- WHAT YOU ARE ASKED TO DO: Give every entry again, word for word.

Recorded data:
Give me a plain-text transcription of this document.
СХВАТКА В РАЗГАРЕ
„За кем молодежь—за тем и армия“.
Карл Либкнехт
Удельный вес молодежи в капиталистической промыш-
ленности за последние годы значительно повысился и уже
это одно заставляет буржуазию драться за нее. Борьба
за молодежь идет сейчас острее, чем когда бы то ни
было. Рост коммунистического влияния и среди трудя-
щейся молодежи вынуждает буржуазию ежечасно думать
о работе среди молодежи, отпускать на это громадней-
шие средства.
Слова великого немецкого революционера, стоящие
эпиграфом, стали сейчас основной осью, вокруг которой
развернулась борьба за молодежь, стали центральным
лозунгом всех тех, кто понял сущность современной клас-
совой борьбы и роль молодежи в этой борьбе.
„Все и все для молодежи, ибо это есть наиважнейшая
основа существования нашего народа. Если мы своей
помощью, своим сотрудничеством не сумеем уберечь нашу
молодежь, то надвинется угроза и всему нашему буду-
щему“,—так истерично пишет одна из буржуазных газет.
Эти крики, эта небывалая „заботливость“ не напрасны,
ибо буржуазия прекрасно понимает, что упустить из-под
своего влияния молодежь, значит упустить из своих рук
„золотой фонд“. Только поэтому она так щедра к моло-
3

- FULL OUTPUT:
Give me a plain-text transcription of this document.
СХВАТКА В РАЗГАРЕ
„За кем молодежь—за тем и армия“.
Карл Либкнехт
Удельный вес молодежи в капиталистической промыш-
ленности за последние годы значительно повысился и уже
это одно заставляет буржуазию драться за нее. Борьба
за молодежь идет сейчас острее, чем когда бы то ни
было. Рост коммунистического влияния и среди трудя-
щейся молодежи вынуждает буржуазию ежечасно думать
о работе среди молодежи, отпускать на это громадней-
шие средства.
Слова великого немецкого революционера, стоящие
эпиграфом, стали сейчас основной осью, вокруг которой
развернулась борьба за молодежь, стали центральным
лозунгом всех тех, кто понял сущность современной клас-
совой борьбы и роль молодежи в этой борьбе.
„Все и все для молодежи, ибо это есть наиважнейшая
основа существования нашего народа. Если мы своей
помощью, своим сотрудничеством не сумеем уберечь нашу
молодежь, то надвинется угроза и всему нашему буду-
щему“,—так истерично пишет одна из буржуазных газет.
Эти крики, эта небывалая „заботливость“ не напрасны,
ибо буржуазия прекрасно понимает, что упустить из-под
своего влияния молодежь, значит упустить из своих рук
„золотой фонд“. Только поэтому она так щедра к моло-
3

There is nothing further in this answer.